Dataset entries
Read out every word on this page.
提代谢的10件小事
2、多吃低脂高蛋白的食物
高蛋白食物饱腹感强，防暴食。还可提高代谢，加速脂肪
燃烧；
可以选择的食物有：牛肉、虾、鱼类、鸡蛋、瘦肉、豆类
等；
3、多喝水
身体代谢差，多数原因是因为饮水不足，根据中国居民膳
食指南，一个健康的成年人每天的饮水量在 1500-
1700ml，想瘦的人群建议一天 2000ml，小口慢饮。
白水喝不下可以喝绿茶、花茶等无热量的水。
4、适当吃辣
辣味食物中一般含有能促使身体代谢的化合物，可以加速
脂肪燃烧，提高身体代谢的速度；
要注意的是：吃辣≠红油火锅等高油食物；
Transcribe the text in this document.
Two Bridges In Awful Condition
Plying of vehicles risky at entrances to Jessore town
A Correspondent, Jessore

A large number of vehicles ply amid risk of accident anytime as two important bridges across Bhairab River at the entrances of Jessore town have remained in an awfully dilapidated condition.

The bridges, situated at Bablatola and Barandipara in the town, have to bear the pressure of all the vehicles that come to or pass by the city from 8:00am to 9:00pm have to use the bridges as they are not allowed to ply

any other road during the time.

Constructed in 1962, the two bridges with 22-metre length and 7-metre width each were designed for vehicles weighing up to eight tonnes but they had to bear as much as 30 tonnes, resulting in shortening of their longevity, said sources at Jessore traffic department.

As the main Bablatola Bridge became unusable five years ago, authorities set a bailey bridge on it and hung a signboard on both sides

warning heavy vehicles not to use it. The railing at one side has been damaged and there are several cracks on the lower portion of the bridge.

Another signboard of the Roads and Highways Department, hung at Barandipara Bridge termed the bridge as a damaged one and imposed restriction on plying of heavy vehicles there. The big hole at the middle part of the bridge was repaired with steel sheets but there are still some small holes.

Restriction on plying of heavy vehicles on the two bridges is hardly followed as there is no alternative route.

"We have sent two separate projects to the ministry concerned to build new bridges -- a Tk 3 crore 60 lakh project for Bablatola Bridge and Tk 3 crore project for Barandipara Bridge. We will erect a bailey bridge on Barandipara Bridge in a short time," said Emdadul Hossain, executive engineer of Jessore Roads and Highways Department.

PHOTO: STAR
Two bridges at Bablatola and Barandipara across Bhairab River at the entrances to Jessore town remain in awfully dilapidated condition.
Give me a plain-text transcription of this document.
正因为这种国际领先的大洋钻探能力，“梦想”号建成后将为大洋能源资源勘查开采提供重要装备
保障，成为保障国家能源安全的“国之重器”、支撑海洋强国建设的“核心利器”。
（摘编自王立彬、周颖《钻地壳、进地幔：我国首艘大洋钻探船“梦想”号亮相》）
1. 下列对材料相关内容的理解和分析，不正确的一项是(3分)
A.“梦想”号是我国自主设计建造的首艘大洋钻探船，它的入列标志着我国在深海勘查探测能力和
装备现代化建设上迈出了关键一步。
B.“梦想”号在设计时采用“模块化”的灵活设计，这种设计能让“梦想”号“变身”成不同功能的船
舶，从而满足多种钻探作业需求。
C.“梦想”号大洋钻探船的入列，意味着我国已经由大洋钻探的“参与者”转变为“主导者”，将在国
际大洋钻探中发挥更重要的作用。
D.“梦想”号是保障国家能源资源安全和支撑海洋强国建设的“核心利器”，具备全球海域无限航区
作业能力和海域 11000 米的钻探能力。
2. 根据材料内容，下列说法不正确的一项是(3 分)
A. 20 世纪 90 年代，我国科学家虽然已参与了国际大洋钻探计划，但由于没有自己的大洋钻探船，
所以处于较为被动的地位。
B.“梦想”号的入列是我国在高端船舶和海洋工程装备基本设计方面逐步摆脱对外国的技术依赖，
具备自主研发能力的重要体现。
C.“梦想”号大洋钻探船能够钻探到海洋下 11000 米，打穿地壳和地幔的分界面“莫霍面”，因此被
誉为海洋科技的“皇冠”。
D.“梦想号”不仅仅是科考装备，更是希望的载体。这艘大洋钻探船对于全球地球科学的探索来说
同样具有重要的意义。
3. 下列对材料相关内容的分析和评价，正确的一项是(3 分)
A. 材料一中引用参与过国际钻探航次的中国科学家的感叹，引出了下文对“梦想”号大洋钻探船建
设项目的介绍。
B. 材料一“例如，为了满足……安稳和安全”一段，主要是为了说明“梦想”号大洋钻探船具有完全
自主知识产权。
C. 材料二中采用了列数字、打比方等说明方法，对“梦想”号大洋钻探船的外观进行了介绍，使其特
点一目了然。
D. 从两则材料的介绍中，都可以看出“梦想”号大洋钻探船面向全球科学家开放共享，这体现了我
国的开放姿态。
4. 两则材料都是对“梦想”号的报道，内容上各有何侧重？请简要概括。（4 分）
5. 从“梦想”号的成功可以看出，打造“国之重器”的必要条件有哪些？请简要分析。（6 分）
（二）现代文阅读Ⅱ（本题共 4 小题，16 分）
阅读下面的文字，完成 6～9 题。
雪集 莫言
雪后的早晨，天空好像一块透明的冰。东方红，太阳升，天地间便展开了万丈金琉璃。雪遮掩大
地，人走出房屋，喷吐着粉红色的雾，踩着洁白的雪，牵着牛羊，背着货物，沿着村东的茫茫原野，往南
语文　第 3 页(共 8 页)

[DIRECTION]: Copy out each record exactly as given, omitting none.

[FINISHED EXERCISE]:
Read out every word on this page.
提代谢的10件小事
2、多吃低脂高蛋白的食物
高蛋白食物饱腹感强，防暴食。还可提高代谢，加速脂肪
燃烧；
可以选择的食物有：牛肉、虾、鱼类、鸡蛋、瘦肉、豆类
等；
3、多喝水
身体代谢差，多数原因是因为饮水不足，根据中国居民膳
食指南，一个健康的成年人每天的饮水量在 1500-
1700ml，想瘦的人群建议一天 2000ml，小口慢饮。
白水喝不下可以喝绿茶、花茶等无热量的水。
4、适当吃辣
辣味食物中一般含有能促使身体代谢的化合物，可以加速
脂肪燃烧，提高身体代谢的速度；
要注意的是：吃辣≠红油火锅等高油食物；
Transcribe the text in this document.
Two Bridges In Awful Condition
Plying of vehicles risky at entrances to Jessore town
A Correspondent, Jessore

A large number of vehicles ply amid risk of accident anytime as two important bridges across Bhairab River at the entrances of Jessore town have remained in an awfully dilapidated condition.

The bridges, situated at Bablatola and Barandipara in the town, have to bear the pressure of all the vehicles that come to or pass by the city from 8:00am to 9:00pm have to use the bridges as they are not allowed to ply

any other road during the time.

Constructed in 1962, the two bridges with 22-metre length and 7-metre width each were designed for vehicles weighing up to eight tonnes but they had to bear as much as 30 tonnes, resulting in shortening of their longevity, said sources at Jessore traffic department.

As the main Bablatola Bridge became unusable five years ago, authorities set a bailey bridge on it and hung a signboard on both sides

warning heavy vehicles not to use it. The railing at one side has been damaged and there are several cracks on the lower portion of the bridge.

Another signboard of the Roads and Highways Department, hung at Barandipara Bridge termed the bridge as a damaged one and imposed restriction on plying of heavy vehicles there. The big hole at the middle part of the bridge was repaired with steel sheets but there are still some small holes.

Restriction on plying of heavy vehicles on the two bridges is hardly followed as there is no alternative route.

"We have sent two separate projects to the ministry concerned to build new bridges -- a Tk 3 crore 60 lakh project for Bablatola Bridge and Tk 3 crore project for Barandipara Bridge. We will erect a bailey bridge on Barandipara Bridge in a short time," said Emdadul Hossain, executive engineer of Jessore Roads and Highways Department.

PHOTO: STAR
Two bridges at Bablatola and Barandipara across Bhairab River at the entrances to Jessore town remain in awfully dilapidated condition.
Give me a plain-text transcription of this document.
正因为这种国际领先的大洋钻探能力，“梦想”号建成后将为大洋能源资源勘查开采提供重要装备
保障，成为保障国家能源安全的“国之重器”、支撑海洋强国建设的“核心利器”。
（摘编自王立彬、周颖《钻地壳、进地幔：我国首艘大洋钻探船“梦想”号亮相》）
1. 下列对材料相关内容的理解和分析，不正确的一项是(3分)
A.“梦想”号是我国自主设计建造的首艘大洋钻探船，它的入列标志着我国在深海勘查探测能力和
装备现代化建设上迈出了关键一步。
B.“梦想”号在设计时采用“模块化”的灵活设计，这种设计能让“梦想”号“变身”成不同功能的船
舶，从而满足多种钻探作业需求。
C.“梦想”号大洋钻探船的入列，意味着我国已经由大洋钻探的“参与者”转变为“主导者”，将在国
际大洋钻探中发挥更重要的作用。
D.“梦想”号是保障国家能源资源安全和支撑海洋强国建设的“核心利器”，具备全球海域无限航区
作业能力和海域 11000 米的钻探能力。
2. 根据材料内容，下列说法不正确的一项是(3 分)
A. 20 世纪 90 年代，我国科学家虽然已参与了国际大洋钻探计划，但由于没有自己的大洋钻探船，
所以处于较为被动的地位。
B.“梦想”号的入列是我国在高端船舶和海洋工程装备基本设计方面逐步摆脱对外国的技术依赖，
具备自主研发能力的重要体现。
C.“梦想”号大洋钻探船能够钻探到海洋下 11000 米，打穿地壳和地幔的分界面“莫霍面”，因此被
誉为海洋科技的“皇冠”。
D.“梦想号”不仅仅是科考装备，更是希望的载体。这艘大洋钻探船对于全球地球科学的探索来说
同样具有重要的意义。
3. 下列对材料相关内容的分析和评价，正确的一项是(3 分)
A. 材料一中引用参与过国际钻探航次的中国科学家的感叹，引出了下文对“梦想”号大洋钻探船建
设项目的介绍。
B. 材料一“例如，为了满足……安稳和安全”一段，主要是为了说明“梦想”号大洋钻探船具有完全
自主知识产权。
C. 材料二中采用了列数字、打比方等说明方法，对“梦想”号大洋钻探船的外观进行了介绍，使其特
点一目了然。
D. 从两则材料的介绍中，都可以看出“梦想”号大洋钻探船面向全球科学家开放共享，这体现了我
国的开放姿态。
4. 两则材料都是对“梦想”号的报道，内容上各有何侧重？请简要概括。（4 分）
5. 从“梦想”号的成功可以看出，打造“国之重器”的必要条件有哪些？请简要分析。（6 分）
（二）现代文阅读Ⅱ（本题共 4 小题，16 分）
阅读下面的文字，完成 6～9 题。
雪集 莫言
雪后的早晨，天空好像一块透明的冰。东方红，太阳升，天地间便展开了万丈金琉璃。雪遮掩大
地，人走出房屋，喷吐着粉红色的雾，踩着洁白的雪，牵着牛羊，背着货物，沿着村东的茫茫原野，往南
语文　第 3 页(共 8 页)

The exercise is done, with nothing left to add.